Given task:
List every line in this data where the string "name" occurs.

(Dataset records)
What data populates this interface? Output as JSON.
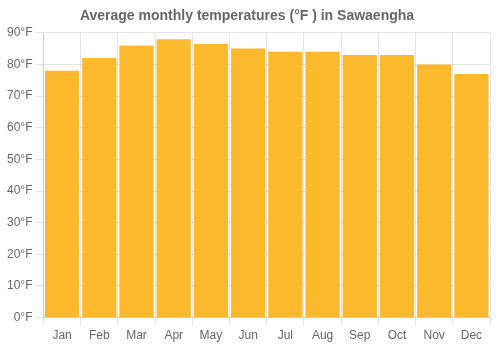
{
  "chart_data": {
    "type": "bar",
    "title": "Average monthly temperatures (°F ) in Sawaengha",
    "categories": [
      "Jan",
      "Feb",
      "Mar",
      "Apr",
      "May",
      "Jun",
      "Jul",
      "Aug",
      "Sep",
      "Oct",
      "Nov",
      "Dec"
    ],
    "values": [
      78,
      82,
      86,
      88,
      86.5,
      85,
      84,
      84,
      83,
      83,
      80,
      77
    ],
    "color": "#FDB92E",
    "ylim": [
      0,
      90
    ],
    "yticks": [
      {
        "value": 0,
        "label": "0°F"
      },
      {
        "value": 10,
        "label": "10°F"
      },
      {
        "value": 20,
        "label": "20°F"
      },
      {
        "value": 30,
        "label": "30°F"
      },
      {
        "value": 40,
        "label": "40°F"
      },
      {
        "value": 50,
        "label": "50°F"
      },
      {
        "value": 60,
        "label": "60°F"
      },
      {
        "value": 70,
        "label": "70°F"
      },
      {
        "value": 80,
        "label": "80°F"
      },
      {
        "value": 90,
        "label": "90°F"
      }
    ],
    "grid": true
  }
}
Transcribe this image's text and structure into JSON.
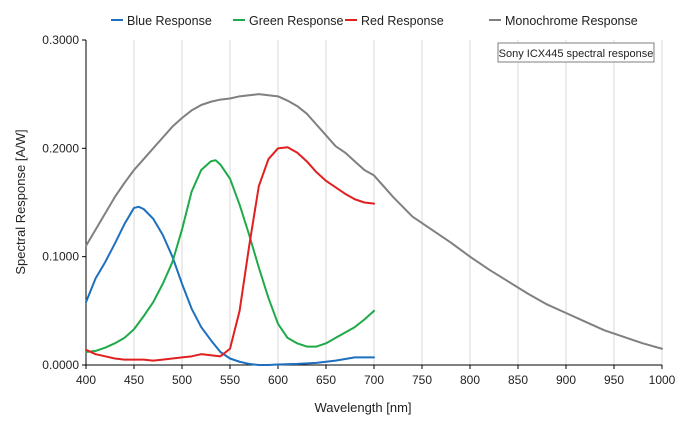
{
  "chart_data": {
    "type": "line",
    "xlabel": "Wavelength [nm]",
    "ylabel": "Spectral Response [A/W]",
    "xlim": [
      400,
      1000
    ],
    "ylim": [
      0,
      0.3
    ],
    "x_ticks": [
      400,
      450,
      500,
      550,
      600,
      650,
      700,
      750,
      800,
      850,
      900,
      950,
      1000
    ],
    "y_ticks": [
      0,
      0.1,
      0.2,
      0.3
    ],
    "x_tick_labels": [
      "400",
      "450",
      "500",
      "550",
      "600",
      "650",
      "700",
      "750",
      "800",
      "850",
      "900",
      "950",
      "1000"
    ],
    "y_tick_labels": [
      "0.0000",
      "0.1000",
      "0.2000",
      "0.3000"
    ],
    "grid": "vertical",
    "legend_position": "top",
    "annotation": "Sony ICX445 spectral response",
    "series": [
      {
        "name": "Blue Response",
        "color": "#1f6fbf",
        "x": [
          400,
          410,
          420,
          430,
          440,
          450,
          455,
          460,
          470,
          480,
          490,
          500,
          510,
          520,
          530,
          540,
          550,
          560,
          570,
          580,
          590,
          600,
          620,
          640,
          660,
          680,
          700
        ],
        "y": [
          0.058,
          0.08,
          0.095,
          0.112,
          0.13,
          0.145,
          0.146,
          0.144,
          0.135,
          0.12,
          0.1,
          0.075,
          0.052,
          0.035,
          0.023,
          0.012,
          0.006,
          0.003,
          0.001,
          0.0,
          0.0,
          0.0005,
          0.001,
          0.002,
          0.004,
          0.007,
          0.007
        ]
      },
      {
        "name": "Green Response",
        "color": "#1faa4a",
        "x": [
          400,
          410,
          420,
          430,
          440,
          450,
          460,
          470,
          480,
          490,
          500,
          510,
          520,
          530,
          535,
          540,
          550,
          560,
          570,
          580,
          590,
          600,
          610,
          620,
          630,
          640,
          650,
          660,
          670,
          680,
          690,
          700
        ],
        "y": [
          0.012,
          0.013,
          0.016,
          0.02,
          0.025,
          0.033,
          0.045,
          0.058,
          0.075,
          0.095,
          0.125,
          0.16,
          0.18,
          0.188,
          0.189,
          0.185,
          0.172,
          0.148,
          0.12,
          0.09,
          0.062,
          0.038,
          0.025,
          0.02,
          0.017,
          0.017,
          0.02,
          0.025,
          0.03,
          0.035,
          0.042,
          0.05
        ]
      },
      {
        "name": "Red Response",
        "color": "#e02020",
        "x": [
          400,
          410,
          420,
          430,
          440,
          450,
          460,
          470,
          480,
          490,
          500,
          510,
          520,
          530,
          540,
          550,
          560,
          570,
          580,
          590,
          600,
          610,
          620,
          630,
          640,
          650,
          660,
          670,
          680,
          690,
          700
        ],
        "y": [
          0.014,
          0.01,
          0.008,
          0.006,
          0.005,
          0.005,
          0.005,
          0.004,
          0.005,
          0.006,
          0.007,
          0.008,
          0.01,
          0.009,
          0.008,
          0.015,
          0.05,
          0.11,
          0.165,
          0.19,
          0.2,
          0.201,
          0.196,
          0.188,
          0.178,
          0.17,
          0.164,
          0.158,
          0.153,
          0.15,
          0.149
        ]
      },
      {
        "name": "Monochrome Response",
        "color": "#808080",
        "x": [
          400,
          410,
          420,
          430,
          440,
          450,
          460,
          470,
          480,
          490,
          500,
          510,
          520,
          530,
          540,
          550,
          560,
          570,
          580,
          590,
          600,
          610,
          620,
          630,
          640,
          650,
          660,
          670,
          680,
          690,
          700,
          720,
          740,
          760,
          780,
          800,
          820,
          840,
          860,
          880,
          900,
          920,
          940,
          960,
          980,
          1000
        ],
        "y": [
          0.11,
          0.125,
          0.14,
          0.155,
          0.168,
          0.18,
          0.19,
          0.2,
          0.21,
          0.22,
          0.228,
          0.235,
          0.24,
          0.243,
          0.245,
          0.246,
          0.248,
          0.249,
          0.25,
          0.249,
          0.248,
          0.244,
          0.239,
          0.232,
          0.222,
          0.212,
          0.202,
          0.196,
          0.188,
          0.18,
          0.175,
          0.155,
          0.137,
          0.125,
          0.113,
          0.1,
          0.088,
          0.077,
          0.066,
          0.056,
          0.048,
          0.04,
          0.032,
          0.026,
          0.02,
          0.015
        ]
      }
    ]
  }
}
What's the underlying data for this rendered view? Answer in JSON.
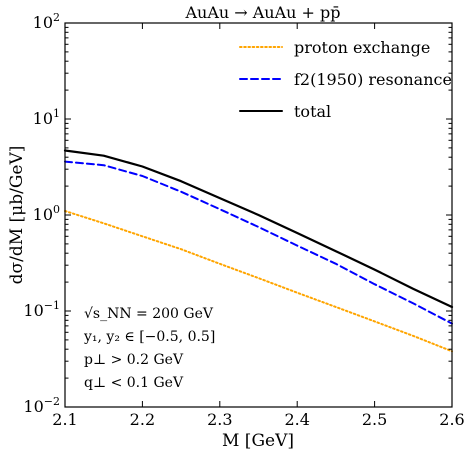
{
  "chart_data": {
    "type": "line",
    "title": "AuAu → AuAu + pp̄",
    "xlabel": "M [GeV]",
    "ylabel": "dσ/dM [μb/GeV]",
    "xlim": [
      2.1,
      2.6
    ],
    "ylim": [
      0.01,
      100
    ],
    "yscale": "log",
    "grid": false,
    "legend_position": "top-right",
    "x_ticks": [
      "2.1",
      "2.2",
      "2.3",
      "2.4",
      "2.5",
      "2.6"
    ],
    "y_ticks": [
      {
        "base": "10",
        "exp": "−2",
        "value": 0.01
      },
      {
        "base": "10",
        "exp": "−1",
        "value": 0.1
      },
      {
        "base": "10",
        "exp": "0",
        "value": 1
      },
      {
        "base": "10",
        "exp": "1",
        "value": 10
      },
      {
        "base": "10",
        "exp": "2",
        "value": 100
      }
    ],
    "x": [
      2.1,
      2.15,
      2.2,
      2.25,
      2.3,
      2.35,
      2.4,
      2.45,
      2.5,
      2.55,
      2.6
    ],
    "series": [
      {
        "name": "proton exchange",
        "color": "#ffa500",
        "style": "dotted",
        "values": [
          1.1,
          0.82,
          0.6,
          0.44,
          0.31,
          0.22,
          0.155,
          0.11,
          0.078,
          0.055,
          0.038
        ]
      },
      {
        "name": "f2(1950) resonance",
        "color": "#0000ff",
        "style": "dashed",
        "values": [
          3.6,
          3.3,
          2.55,
          1.75,
          1.15,
          0.75,
          0.48,
          0.31,
          0.19,
          0.12,
          0.074
        ]
      },
      {
        "name": "total",
        "color": "#000000",
        "style": "solid",
        "values": [
          4.7,
          4.15,
          3.2,
          2.25,
          1.5,
          1.0,
          0.65,
          0.42,
          0.27,
          0.17,
          0.11
        ]
      }
    ],
    "annotations": [
      "√s_NN = 200 GeV",
      "y₁, y₂ ∈ [−0.5, 0.5]",
      "p⊥ > 0.2 GeV",
      "q⊥ < 0.1 GeV"
    ]
  }
}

Output of the exercise:
        "name": "Blue Response",
        "name": "Green Response",
        "name": "Red Response",
        "name": "Monochrome Response",
        "name": "proton exchange",
        "name": "f2(1950) resonance",
        "name": "total",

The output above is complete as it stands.